------ RAW DATA

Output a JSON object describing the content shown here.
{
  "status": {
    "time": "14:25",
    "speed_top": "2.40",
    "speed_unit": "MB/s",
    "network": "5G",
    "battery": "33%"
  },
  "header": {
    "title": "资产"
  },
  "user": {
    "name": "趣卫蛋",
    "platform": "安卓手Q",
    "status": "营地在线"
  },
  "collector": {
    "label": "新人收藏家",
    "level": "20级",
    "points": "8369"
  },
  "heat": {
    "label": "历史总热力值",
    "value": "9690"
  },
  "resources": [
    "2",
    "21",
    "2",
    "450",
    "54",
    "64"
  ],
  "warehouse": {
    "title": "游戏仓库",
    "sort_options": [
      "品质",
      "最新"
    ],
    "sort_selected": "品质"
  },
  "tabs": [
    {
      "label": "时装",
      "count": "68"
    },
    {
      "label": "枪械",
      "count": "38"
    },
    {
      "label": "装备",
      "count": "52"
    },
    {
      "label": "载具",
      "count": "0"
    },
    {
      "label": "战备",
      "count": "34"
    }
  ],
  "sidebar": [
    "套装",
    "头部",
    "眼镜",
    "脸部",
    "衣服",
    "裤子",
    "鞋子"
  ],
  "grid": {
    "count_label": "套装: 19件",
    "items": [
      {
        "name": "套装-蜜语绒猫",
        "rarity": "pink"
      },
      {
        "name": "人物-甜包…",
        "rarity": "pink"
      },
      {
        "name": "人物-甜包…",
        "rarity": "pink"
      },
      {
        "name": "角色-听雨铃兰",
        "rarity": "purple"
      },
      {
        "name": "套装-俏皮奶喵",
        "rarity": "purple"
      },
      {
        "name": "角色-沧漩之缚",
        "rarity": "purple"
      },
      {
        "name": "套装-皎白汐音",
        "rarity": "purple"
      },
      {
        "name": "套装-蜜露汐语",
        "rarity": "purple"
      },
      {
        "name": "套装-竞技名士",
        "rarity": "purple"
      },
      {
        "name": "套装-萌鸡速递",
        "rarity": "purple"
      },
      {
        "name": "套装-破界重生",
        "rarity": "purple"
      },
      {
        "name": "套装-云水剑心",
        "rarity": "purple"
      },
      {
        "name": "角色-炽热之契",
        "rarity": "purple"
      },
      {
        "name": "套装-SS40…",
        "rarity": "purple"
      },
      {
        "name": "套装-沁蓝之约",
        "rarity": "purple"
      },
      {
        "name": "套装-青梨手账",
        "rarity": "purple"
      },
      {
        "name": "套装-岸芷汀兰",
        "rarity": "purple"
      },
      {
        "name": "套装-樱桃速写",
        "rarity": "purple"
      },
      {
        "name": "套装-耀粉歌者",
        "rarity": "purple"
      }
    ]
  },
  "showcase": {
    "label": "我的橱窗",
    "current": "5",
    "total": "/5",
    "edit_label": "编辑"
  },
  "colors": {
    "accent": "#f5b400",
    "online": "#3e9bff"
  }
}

------------

[WRITTEN PROBLEM]
Repeat every entry exactly as written above.

[ANSWER TO THIS PROBLEM]
Output a JSON object describing the content shown here.
{
  "status": {
    "time": "14:25",
    "speed_top": "2.40",
    "speed_unit": "MB/s",
    "network": "5G",
    "battery": "33%"
  },
  "header": {
    "title": "资产"
  },
  "user": {
    "name": "趣卫蛋",
    "platform": "安卓手Q",
    "status": "营地在线"
  },
  "collector": {
    "label": "新人收藏家",
    "level": "20级",
    "points": "8369"
  },
  "heat": {
    "label": "历史总热力值",
    "value": "9690"
  },
  "resources": [
    "2",
    "21",
    "2",
    "450",
    "54",
    "64"
  ],
  "warehouse": {
    "title": "游戏仓库",
    "sort_options": [
      "品质",
      "最新"
    ],
    "sort_selected": "品质"
  },
  "tabs": [
    {
      "label": "时装",
      "count": "68"
    },
    {
      "label": "枪械",
      "count": "38"
    },
    {
      "label": "装备",
      "count": "52"
    },
    {
      "label": "载具",
      "count": "0"
    },
    {
      "label": "战备",
      "count": "34"
    }
  ],
  "sidebar": [
    "套装",
    "头部",
    "眼镜",
    "脸部",
    "衣服",
    "裤子",
    "鞋子"
  ],
  "grid": {
    "count_label": "套装: 19件",
    "items": [
      {
        "name": "套装-蜜语绒猫",
        "rarity": "pink"
      },
      {
        "name": "人物-甜包…",
        "rarity": "pink"
      },
      {
        "name": "人物-甜包…",
        "rarity": "pink"
      },
      {
        "name": "角色-听雨铃兰",
        "rarity": "purple"
      },
      {
        "name": "套装-俏皮奶喵",
        "rarity": "purple"
      },
      {
        "name": "角色-沧漩之缚",
        "rarity": "purple"
      },
      {
        "name": "套装-皎白汐音",
        "rarity": "purple"
      },
      {
        "name": "套装-蜜露汐语",
        "rarity": "purple"
      },
      {
        "name": "套装-竞技名士",
        "rarity": "purple"
      },
      {
        "name": "套装-萌鸡速递",
        "rarity": "purple"
      },
      {
        "name": "套装-破界重生",
        "rarity": "purple"
      },
      {
        "name": "套装-云水剑心",
        "rarity": "purple"
      },
      {
        "name": "角色-炽热之契",
        "rarity": "purple"
      },
      {
        "name": "套装-SS40…",
        "rarity": "purple"
      },
      {
        "name": "套装-沁蓝之约",
        "rarity": "purple"
      },
      {
        "name": "套装-青梨手账",
        "rarity": "purple"
      },
      {
        "name": "套装-岸芷汀兰",
        "rarity": "purple"
      },
      {
        "name": "套装-樱桃速写",
        "rarity": "purple"
      },
      {
        "name": "套装-耀粉歌者",
        "rarity": "purple"
      }
    ]
  },
  "showcase": {
    "label": "我的橱窗",
    "current": "5",
    "total": "/5",
    "edit_label": "编辑"
  },
  "colors": {
    "accent": "#f5b400",
    "online": "#3e9bff"
  }
}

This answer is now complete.